Records from a dataset
--------------------------------------------------
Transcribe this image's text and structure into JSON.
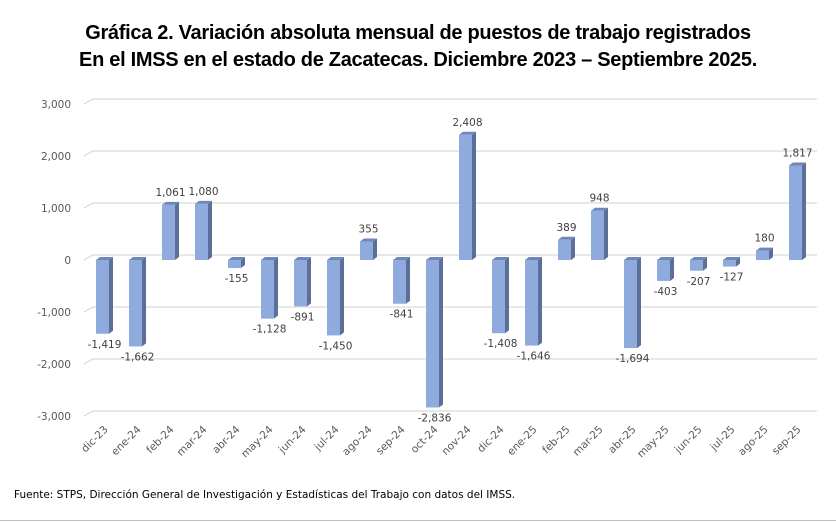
{
  "chart_data": {
    "type": "bar",
    "style": "3d-column",
    "title_line1": "Gráfica 2. Variación absoluta mensual de puestos de trabajo registrados",
    "title_line2": "En el IMSS en el estado de Zacatecas. Diciembre 2023 – Septiembre 2025.",
    "xlabel": "",
    "ylabel": "",
    "ylim": [
      -3000,
      3000
    ],
    "yticks": [
      3000,
      2000,
      1000,
      0,
      -1000,
      -2000,
      -3000
    ],
    "ytick_labels": [
      "3,000",
      "2,000",
      "1,000",
      "0",
      "-1,000",
      "-2,000",
      "-3,000"
    ],
    "grid": true,
    "legend": "none",
    "categories": [
      "dic-23",
      "ene-24",
      "feb-24",
      "mar-24",
      "abr-24",
      "may-24",
      "jun-24",
      "jul-24",
      "ago-24",
      "sep-24",
      "oct-24",
      "nov-24",
      "dic-24",
      "ene-25",
      "feb-25",
      "mar-25",
      "abr-25",
      "may-25",
      "jun-25",
      "jul-25",
      "ago-25",
      "sep-25"
    ],
    "values": [
      -1419,
      -1662,
      1061,
      1080,
      -155,
      -1128,
      -891,
      -1450,
      355,
      -841,
      -2836,
      2408,
      -1408,
      -1646,
      389,
      948,
      -1694,
      -403,
      -207,
      -127,
      180,
      1817
    ],
    "data_labels": [
      "-1,419",
      "-1,662",
      "1,061",
      "1,080",
      "-155",
      "-1,128",
      "-891",
      "-1,450",
      "355",
      "-841",
      "-2,836",
      "2,408",
      "-1,408",
      "-1,646",
      "389",
      "948",
      "-1,694",
      "-403",
      "-207",
      "-127",
      "180",
      "1,817"
    ],
    "colors": {
      "bar_front": "#8faadc",
      "bar_side": "#5b6f99",
      "bar_top": "#6f86b8",
      "grid": "#d9d9d9",
      "axis_text": "#595959",
      "label_text": "#404040"
    }
  },
  "footer": {
    "source": "Fuente: STPS, Dirección General de Investigación y Estadísticas del Trabajo con datos del IMSS."
  }
}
--------------------------------------------------
Task prompt:
State how many lines of the records above contain "IMSS", with no words besides the number.

Solved exercise:
2